• [GOAL]:
Lines that contain the string "azzal" are to be copied; leave out all others.

-- Start DATA IN THIS EXERCISE --

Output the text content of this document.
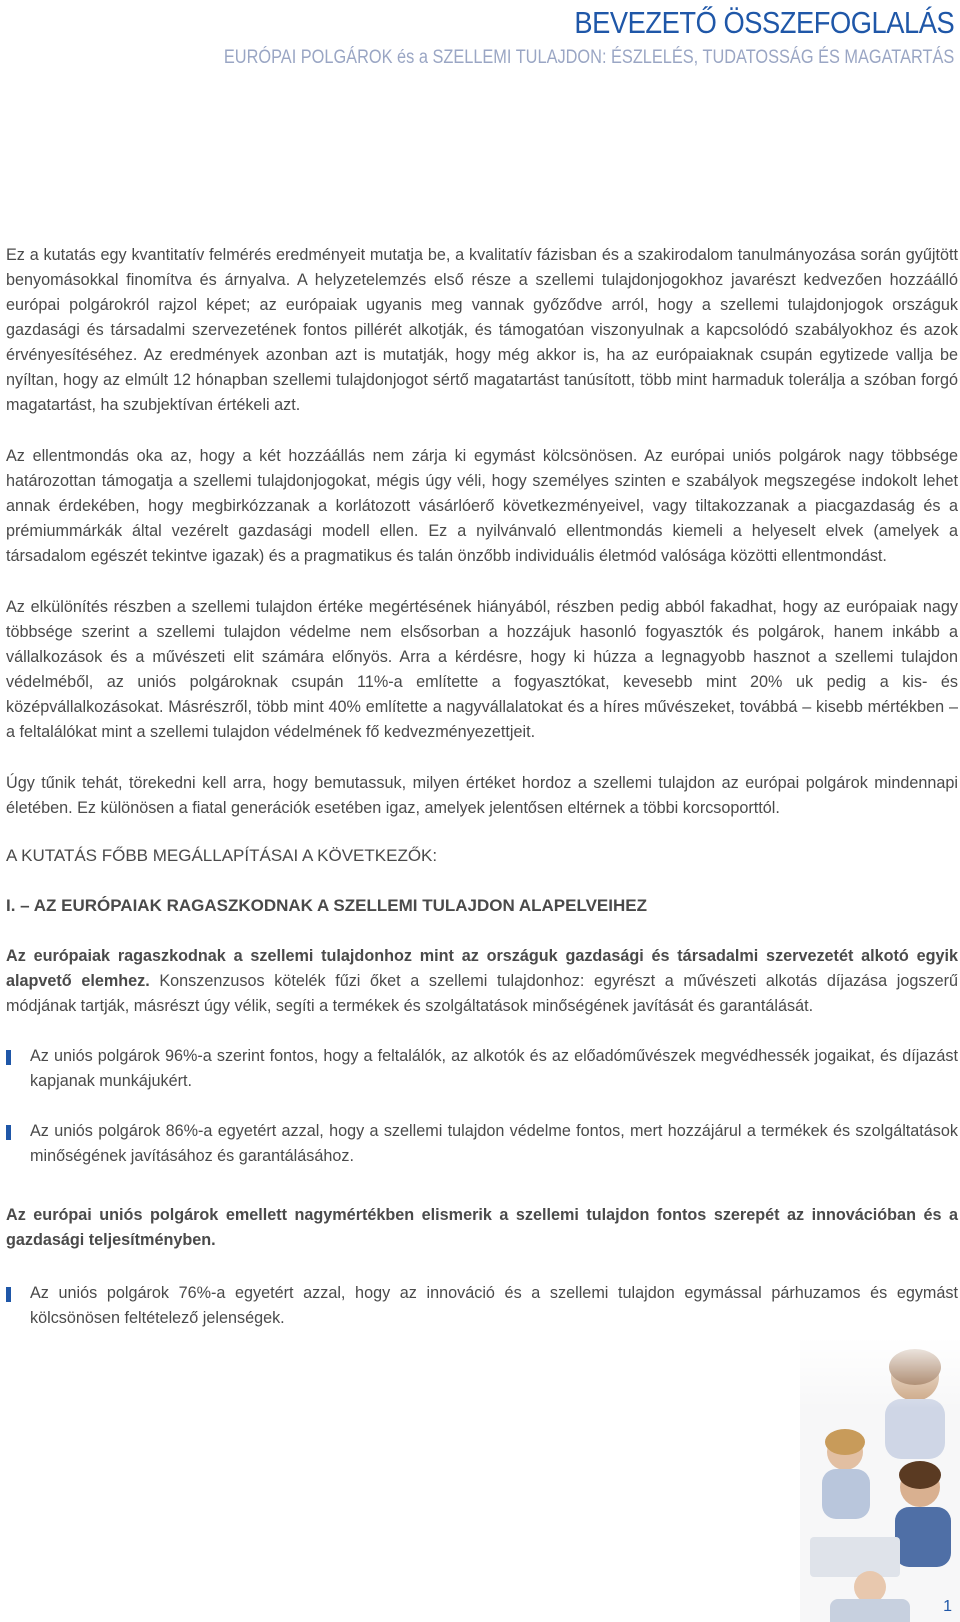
BEVEZETŐ ÖSSZEFOGLALÁS
EURÓPAI POLGÁROK és a SZELLEMI TULAJDON: ÉSZLELÉS, TUDATOSSÁG ÉS MAGATARTÁS

Ez a kutatás egy kvantitatív felmérés eredményeit mutatja be, a kvalitatív fázisban és a szakirodalom tanulmányozása során gyűjtött benyomásokkal finomítva és árnyalva. A helyzetelemzés első része a szellemi tulajdonjogokhoz javarészt kedvezően hozzáálló európai polgárokról rajzol képet; az európaiak ugyanis meg vannak győződve arról, hogy a szellemi tulajdonjogok országuk gazdasági és társadalmi szervezetének fontos pillérét alkotják, és támogatóan viszonyulnak a kapcsolódó szabályokhoz és azok érvényesítéséhez. Az eredmények azonban azt is mutatják, hogy még akkor is, ha az európaiaknak csupán egytizede vallja be nyíltan, hogy az elmúlt 12 hónapban szellemi tulajdonjogot sértő magatartást tanúsított, több mint harmaduk tolerálja a szóban forgó magatartást, ha szubjektívan értékeli azt.

Az ellentmondás oka az, hogy a két hozzáállás nem zárja ki egymást kölcsönösen. Az európai uniós polgárok nagy többsége határozottan támogatja a szellemi tulajdonjogokat, mégis úgy véli, hogy személyes szinten e szabályok megszegése indokolt lehet annak érdekében, hogy megbirkózzanak a korlátozott vásárlóerő következményeivel, vagy tiltakozzanak a piacgazdaság és a prémiummárkák által vezérelt gazdasági modell ellen. Ez a nyilvánvaló ellentmondás kiemeli a helyeselt elvek (amelyek a társadalom egészét tekintve igazak) és a pragmatikus és talán önzőbb individuális életmód valósága közötti ellentmondást.

Az elkülönítés részben a szellemi tulajdon értéke megértésének hiányából, részben pedig abból fakadhat, hogy az európaiak nagy többsége szerint a szellemi tulajdon védelme nem elsősorban a hozzájuk hasonló fogyasztók és polgárok, hanem inkább a vállalkozások és a művészeti elit számára előnyös. Arra a kérdésre, hogy ki húzza a legnagyobb hasznot a szellemi tulajdon védelméből, az uniós polgároknak csupán 11%-a említette a fogyasztókat, kevesebb mint 20% uk pedig a kis- és középvállalkozásokat. Másrészről, több mint 40% említette a nagyvállalatokat és a híres művészeket, továbbá – kisebb mértékben – a feltalálókat mint a szellemi tulajdon védelmének fő kedvezményezettjeit.

Úgy tűnik tehát, törekedni kell arra, hogy bemutassuk, milyen értéket hordoz a szellemi tulajdon az európai polgárok mindennapi életében. Ez különösen a fiatal generációk esetében igaz, amelyek jelentősen eltérnek a többi korcsoporttól.

A KUTATÁS FŐBB MEGÁLLAPÍTÁSAI A KÖVETKEZŐK:
I. – AZ EURÓPAIAK RAGASZKODNAK A SZELLEMI TULAJDON ALAPELVEIHEZ

Az európaiak ragaszkodnak a szellemi tulajdonhoz mint az országuk gazdasági és társadalmi szervezetét alkotó egyik alapvető elemhez. Konszenzusos kötelék fűzi őket a szellemi tulajdonhoz: egyrészt a művészeti alkotás díjazása jogszerű módjának tartják, másrészt úgy vélik, segíti a termékek és szolgáltatások minőségének javítását és garantálását.

Az uniós polgárok 96%-a szerint fontos, hogy a feltalálók, az alkotók és az előadóművészek megvédhessék jogaikat, és díjazást kapjanak munkájukért.

Az uniós polgárok 86%-a egyetért azzal, hogy a szellemi tulajdon védelme fontos, mert hozzájárul a termékek és szolgáltatások minőségének javításához és garantálásához.

Az európai uniós polgárok emellett nagymértékben elismerik a szellemi tulajdon fontos szerepét az innovációban és a gazdasági teljesítményben.

Az uniós polgárok 76%-a egyetért azzal, hogy az innováció és a szellemi tulajdon egymással párhuzamos és egymást kölcsönösen feltételező jelenségek.

1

-- End DATA IN THIS EXERCISE --

• [WRITTEN SOLUTION]:
Az uniós polgárok 86%-a egyetért azzal, hogy a szellemi tulajdon védelme fontos, mert hozzájárul a termékek és szolgáltatások minőségének javításához és garantálásához.
Az uniós polgárok 76%-a egyetért azzal, hogy az innováció és a szellemi tulajdon egymással párhuzamos és egymást kölcsönösen feltételező jelenségek.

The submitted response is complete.